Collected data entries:
+ + + +

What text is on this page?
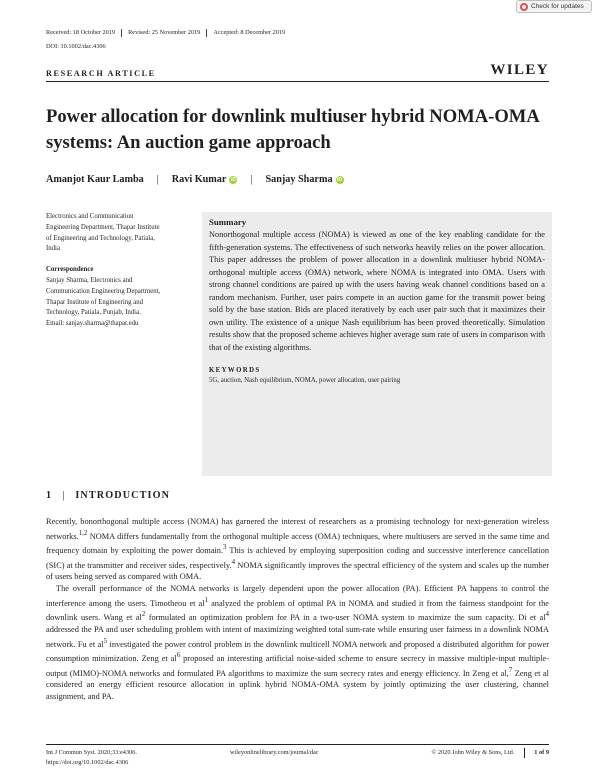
Check for updates
Received: 18 October 2019	Revised: 25 November 2019	Accepted: 8 December 2019
DOI: 10.1002/dac.4306
RESEARCH ARTICLE	WILEY
Power allocation for downlink multiuser hybrid NOMA-OMA systems: An auction game approach
Amanjot Kaur Lamba | Ravi Kumar iD | Sanjay Sharma iD
Electronics and Communication
Engineering Department, Thapar Institute
of Engineering and Technology, Patiala,
India
Correspondence
Sanjay Sharma, Electronics and
Communication Engineering Department,
Thapar Institute of Engineering and
Technology, Patiala, Punjab, India.
Email: sanjay.sharma@thapar.edu
Summary
Nonorthogonal multiple access (NOMA) is viewed as one of the key enabling candidate for the fifth-generation systems. The effectiveness of such networks heavily relies on the power allocation. This paper addresses the problem of power allocation in a downlink multiuser hybrid NOMA-orthogonal multiple access (OMA) network, where NOMA is integrated into OMA. Users with strong channel conditions are paired up with the users having weak channel conditions based on a random mechanism. Further, user pairs compete in an auction game for the transmit power being sold by the base station. Bids are placed iteratively by each user pair such that it maximizes their own utility. The existence of a unique Nash equilibrium has been proved theoretically. Simulation results show that the proposed scheme achieves higher average sum rate of users in comparison with that of the existing algorithms.
KEYWORDS
5G, auction, Nash equilibrium, NOMA, power allocation, user pairing
1 | INTRODUCTION

Recently, bonorthogonal multiple access (NOMA) has garnered the interest of researchers as a promising technology for next-generation wireless networks.$^{1,2}$ NOMA differs fundamentally from the orthogonal multiple access (OMA) techniques, where multiusers are served in the same time and frequency domain by exploiting the power domain.$^3$ This is achieved by employing superposition coding and successive interference cancellation (SIC) at the transmitter and receiver sides, respectively.$^4$ NOMA significantly improves the spectral efficiency of the system and scales up the number of users being served as compared with OMA.

The overall performance of the NOMA networks is largely dependent upon the power allocation (PA). Efficient PA happens to control the interference among the users. Timotheou et $al^1$ analyzed the problem of optimal PA in NOMA and studied it from the fairness standpoint for the downlink users. Wang et $al^2$ formulated an optimization problem for PA in a two-user NOMA system to maximize the sum capacity. Di et $al^4$ addressed the PA and user scheduling problem with intent of maximizing weighted total sum-rate while ensuring user fairness in a downlink NOMA network. Fu et $al^5$ investigated the power control problem in the downlink multicell NOMA network and proposed a distributed algorithm for power consumption minimization. Zeng et $al^6$ proposed an interesting artificial noise-aided scheme to ensure secrecy in massive multiple-input multiple-output (MIMO)-NOMA networks and formulated PA algorithms to maximize the sum secrecy rates and energy efficiency. In Zeng et al,$^7$ Zeng et al considered an energy efficient resource allocation in uplink hybrid NOMA-OMA system by jointly optimizing the user clustering, channel assignment, and PA.

Int J Commun Syst. 2020;33:e4306.
https://doi.org/10.1002/dac.4306
wileyonlinelibrary.com/journal/dac	© 2020 John Wiley & Sons, Ltd.	1 of 9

+ + + +

__Task__:
Only lines with the word "Patiala" are wanted, so copy each one from the records.

__Final result__:
of Engineering and Technology, Patiala,
Technology, Patiala, Punjab, India.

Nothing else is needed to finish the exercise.